## CHALLENGE:
Check every line of the entries for "title", and copy the lines that hold it.

## RECORDS FOR THE TASK:
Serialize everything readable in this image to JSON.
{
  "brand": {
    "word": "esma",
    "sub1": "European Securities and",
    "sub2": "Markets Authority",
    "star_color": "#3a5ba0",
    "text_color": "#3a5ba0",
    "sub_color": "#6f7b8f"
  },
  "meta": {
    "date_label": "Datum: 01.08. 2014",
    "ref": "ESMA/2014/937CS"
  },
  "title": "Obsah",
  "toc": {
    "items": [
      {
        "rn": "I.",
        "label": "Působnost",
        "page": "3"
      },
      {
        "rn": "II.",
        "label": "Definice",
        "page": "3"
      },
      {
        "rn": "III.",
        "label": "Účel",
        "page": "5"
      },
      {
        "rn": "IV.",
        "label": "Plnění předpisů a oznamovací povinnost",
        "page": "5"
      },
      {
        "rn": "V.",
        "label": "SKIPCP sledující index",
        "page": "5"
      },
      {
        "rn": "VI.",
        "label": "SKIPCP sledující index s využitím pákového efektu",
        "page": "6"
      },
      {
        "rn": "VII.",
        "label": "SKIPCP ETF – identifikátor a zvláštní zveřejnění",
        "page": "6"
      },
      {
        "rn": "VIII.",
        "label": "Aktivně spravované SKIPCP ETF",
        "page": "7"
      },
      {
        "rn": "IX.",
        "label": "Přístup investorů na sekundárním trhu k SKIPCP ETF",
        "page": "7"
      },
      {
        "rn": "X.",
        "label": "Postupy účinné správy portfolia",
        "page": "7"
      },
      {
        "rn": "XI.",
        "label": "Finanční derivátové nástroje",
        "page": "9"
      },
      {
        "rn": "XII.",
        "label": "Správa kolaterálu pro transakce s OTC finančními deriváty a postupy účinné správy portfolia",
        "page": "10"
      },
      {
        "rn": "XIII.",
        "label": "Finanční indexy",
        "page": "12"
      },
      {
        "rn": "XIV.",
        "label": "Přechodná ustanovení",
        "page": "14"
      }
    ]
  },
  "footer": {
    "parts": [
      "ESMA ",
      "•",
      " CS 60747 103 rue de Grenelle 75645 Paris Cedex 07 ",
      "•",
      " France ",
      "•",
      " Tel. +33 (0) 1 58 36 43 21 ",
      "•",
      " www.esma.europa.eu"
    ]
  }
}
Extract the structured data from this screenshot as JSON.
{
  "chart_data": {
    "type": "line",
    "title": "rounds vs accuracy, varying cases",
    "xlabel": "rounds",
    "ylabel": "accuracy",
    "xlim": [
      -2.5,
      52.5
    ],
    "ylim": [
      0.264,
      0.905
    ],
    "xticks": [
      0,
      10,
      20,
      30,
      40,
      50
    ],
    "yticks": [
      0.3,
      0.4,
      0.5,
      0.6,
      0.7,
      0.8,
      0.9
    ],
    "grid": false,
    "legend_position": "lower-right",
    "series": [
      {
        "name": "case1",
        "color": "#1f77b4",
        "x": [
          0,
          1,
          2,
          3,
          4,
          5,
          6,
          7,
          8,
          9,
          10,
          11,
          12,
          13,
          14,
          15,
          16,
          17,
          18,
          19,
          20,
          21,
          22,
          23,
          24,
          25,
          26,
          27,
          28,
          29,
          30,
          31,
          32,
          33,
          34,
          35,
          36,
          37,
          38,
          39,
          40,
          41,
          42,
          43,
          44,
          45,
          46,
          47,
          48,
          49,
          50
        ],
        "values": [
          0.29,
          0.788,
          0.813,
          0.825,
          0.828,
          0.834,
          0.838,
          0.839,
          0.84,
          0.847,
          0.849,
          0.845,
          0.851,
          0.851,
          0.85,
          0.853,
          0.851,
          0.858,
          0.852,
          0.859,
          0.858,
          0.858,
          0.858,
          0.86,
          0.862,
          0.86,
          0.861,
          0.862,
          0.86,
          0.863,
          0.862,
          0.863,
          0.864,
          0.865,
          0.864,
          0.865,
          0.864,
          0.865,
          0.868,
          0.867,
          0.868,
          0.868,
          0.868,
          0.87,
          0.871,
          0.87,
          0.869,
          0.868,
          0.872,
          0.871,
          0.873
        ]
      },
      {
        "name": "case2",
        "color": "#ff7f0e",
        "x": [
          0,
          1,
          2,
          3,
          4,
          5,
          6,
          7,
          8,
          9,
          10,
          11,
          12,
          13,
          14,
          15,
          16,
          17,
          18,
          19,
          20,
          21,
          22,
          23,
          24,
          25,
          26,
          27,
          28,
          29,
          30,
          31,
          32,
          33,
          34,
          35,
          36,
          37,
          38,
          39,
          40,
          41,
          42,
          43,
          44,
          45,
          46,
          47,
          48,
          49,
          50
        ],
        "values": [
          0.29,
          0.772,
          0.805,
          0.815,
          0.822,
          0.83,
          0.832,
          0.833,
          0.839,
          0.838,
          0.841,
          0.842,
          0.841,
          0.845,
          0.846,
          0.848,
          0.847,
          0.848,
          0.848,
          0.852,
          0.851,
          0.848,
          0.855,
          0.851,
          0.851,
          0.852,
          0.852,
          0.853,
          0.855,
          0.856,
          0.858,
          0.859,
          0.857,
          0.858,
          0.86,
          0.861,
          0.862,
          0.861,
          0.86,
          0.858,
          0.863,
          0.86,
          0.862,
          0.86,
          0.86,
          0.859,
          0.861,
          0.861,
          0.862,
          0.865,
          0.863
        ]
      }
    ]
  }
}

## OUTPUT OF THE TASK:
  "title": "Obsah",
    "title": "rounds vs accuracy, varying cases",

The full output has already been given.